◆ 阅读材料 ◆
TensorFlow CPU环境 SSE/AVX/FMA 指令集编译

sess.run()出现如下Warning

W tensorflow/core/platform/cpu_feature_guard.cc:45] The TensorFlow library wasn't compiled to use SSE4.1 instructions, but these are available on your machine and could speed up CPU computations.
 W tensorflow/core/platform/cpu_feature_guard.cc:45] The TensorFlow library wasn't compiled to use SSE4.2 instructions, but these are available on your machine and could speed up CPU computations.
 W tensorflow/core/platform/cpu_feature_guard.cc:45] The TensorFlow library wasn't compiled to use AVX instructions, but these are available on your machine and could speed up CPU computations.
 W tensorflow/core/platform/cpu_feature_guard.cc:45] The TensorFlow library wasn't compiled to use AVX2 instructions, but these are available on your machine and could speed up CPU computations.
 W tensorflow/core/platform/cpu_feature_guard.cc:45] The TensorFlow library wasn't compiled to use FMA instructions, but these are available on your machine and could speed up CPU computations.
# 通过pip install tensorflow 来安装tf在 sess.run() 的时候可能会出现
W tensorflow/core/platform/cpu_feature_guard.cc:45] The TensorFlow library wasn't compiled to use SSE4.1 instructions, but these are available on your machine and could speed up CPU computations.
W tensorflow/core/platform/cpu_feature_guard.cc:45] The TensorFlow library wasn't compiled to use SSE4.2 instructions, but these are available on your machine and could speed up CPU computations.
W tensorflow/core/platform/cpu_feature_guard.cc:45] The TensorFlow library wasn't compiled to use AVX instructions, but these are available on your machine and could speed up CPU computations.
W tensorflow/core/platform/cpu_feature_guard.cc:45] The TensorFlow library wasn't compiled to use AVX2 instructions, but these are available on your machine and could speed up CPU computations.
W tensorflow/core/platform/cpu_feature_guard.cc:45] The TensorFlow library wasn't compiled to use FMA instructions, but these are available on your machine and could speed up CPU computations.

这说明你的machine支持这些指令集但是TensorFlow在编译的时候并没有加入这些指令集,需要手动编译才能够介入这些指令集。

◆ 完成下列任务 ◆
a – 用两句话概括这段讲TensorFlow指令集警告的阅读材料。
b – 请接着这段讲TensorFlow指令集警告的阅读材料往下写，从它最后一句之后开始。

◆ 数据摘录 ◆
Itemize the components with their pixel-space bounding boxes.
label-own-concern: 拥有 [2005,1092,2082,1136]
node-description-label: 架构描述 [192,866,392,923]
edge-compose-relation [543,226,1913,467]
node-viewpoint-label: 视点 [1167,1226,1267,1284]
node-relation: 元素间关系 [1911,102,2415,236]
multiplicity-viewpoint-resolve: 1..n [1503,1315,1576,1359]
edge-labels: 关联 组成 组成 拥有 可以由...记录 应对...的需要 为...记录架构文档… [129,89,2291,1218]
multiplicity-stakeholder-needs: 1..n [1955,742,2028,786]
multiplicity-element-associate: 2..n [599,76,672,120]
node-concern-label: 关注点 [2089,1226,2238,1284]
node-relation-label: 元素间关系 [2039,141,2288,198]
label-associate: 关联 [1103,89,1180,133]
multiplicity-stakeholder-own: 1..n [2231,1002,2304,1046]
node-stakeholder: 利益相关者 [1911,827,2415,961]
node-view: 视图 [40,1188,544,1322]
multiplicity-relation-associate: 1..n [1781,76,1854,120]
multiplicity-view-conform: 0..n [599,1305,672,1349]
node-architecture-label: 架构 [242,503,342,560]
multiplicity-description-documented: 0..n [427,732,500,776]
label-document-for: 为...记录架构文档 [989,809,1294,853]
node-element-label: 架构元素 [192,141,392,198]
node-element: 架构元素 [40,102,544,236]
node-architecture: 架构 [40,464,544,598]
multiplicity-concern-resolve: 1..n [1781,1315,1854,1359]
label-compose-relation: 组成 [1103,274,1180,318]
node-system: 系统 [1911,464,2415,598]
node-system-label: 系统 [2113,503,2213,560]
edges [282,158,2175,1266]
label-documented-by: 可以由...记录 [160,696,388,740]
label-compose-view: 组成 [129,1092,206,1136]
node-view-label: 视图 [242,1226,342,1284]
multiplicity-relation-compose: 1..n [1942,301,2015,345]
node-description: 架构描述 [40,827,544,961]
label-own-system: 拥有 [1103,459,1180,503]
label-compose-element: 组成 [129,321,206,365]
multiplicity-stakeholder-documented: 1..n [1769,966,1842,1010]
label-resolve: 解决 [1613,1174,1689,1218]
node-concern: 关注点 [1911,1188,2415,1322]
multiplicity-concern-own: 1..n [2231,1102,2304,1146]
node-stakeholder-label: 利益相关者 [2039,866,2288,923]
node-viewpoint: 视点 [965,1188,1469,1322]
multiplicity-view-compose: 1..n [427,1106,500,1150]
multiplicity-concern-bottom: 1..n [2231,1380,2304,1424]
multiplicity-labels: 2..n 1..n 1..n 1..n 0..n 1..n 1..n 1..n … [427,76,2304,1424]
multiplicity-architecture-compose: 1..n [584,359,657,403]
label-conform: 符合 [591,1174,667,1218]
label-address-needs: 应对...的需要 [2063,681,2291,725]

◆ 你的答案 ◆
a – 用pip install tensorflow安装TensorFlow后，运行sess.run()时可能出现警告，提示TensorFlow库编译时没有使用SSE4.1、SSE4.2、AVX、AVX2和FMA指令集，而这些指令集在本机可用，能加快CPU计算。这说明机器支持这些指令集，但TensorFlow编译时没有把它们加进去，需要手动编译才行。

b –
# 1. 下载最新的 TensorFlow
$ git clone https://github.com/tensorflow/tensorflow

# 2. 安装 bazel
# mac os 
$ brew install bazel

# ubuntu 
$ sudo apt-get update && sudo apt-get install bazel

# Windows
$ choco install bazel

# 3. Install TensorFlow Python dependencies
# 如果使用的是Anaconda这部可以跳过

# mac os
$ pip install six numpy wheel 
$ brew install coreutils # 安装coreutils for cuda
$ sudo xcode-select -s /Applications/Xcode.app # set build tools

# ubuntu
sudo apt-get install python3-numpy python3-dev python3-pip python3-wheel
sudo apt-get install libcupti-dev

# 4. 开始编译TensorFlow

# 4.1 configure
$ cd tensorflow # cd to the top-level directory created
# configure 的时候要选择一些东西是否支持,这里建议都选N,不然后面会包错,如果支持显卡,就在cuda的时候选择y
$ ./configure # configure

# 4.2 bazel build
# CUP-only 
$ bazel build --config=opt //tensorflow/tools/pip_package:build_pip_package

# GPU support
bazel build --config=opt --config=cuda //tensorflow/tools/pip_package:build_pip_package

# 4.3生成whl文件
bazel-bin/tensorflow/tools/pip_package/build_pip_package /tmp/tensorflow_pkg

# 5 安装刚刚编译好的pip 包
# 这里安装的时候官方文档使用的是sudo命令,如果是个人电脑,不建议使用sudo, 直接pip即可。
$ pip install /tmp/tensorflow_pkg/tensorflow-{version}-none-any.whl

# 6 接下来就是验证你是否已经安装成功
$ python -c "import tensorflow as tf; print(tf.Session().run(tf.constant('Hello, TensorFlow')))"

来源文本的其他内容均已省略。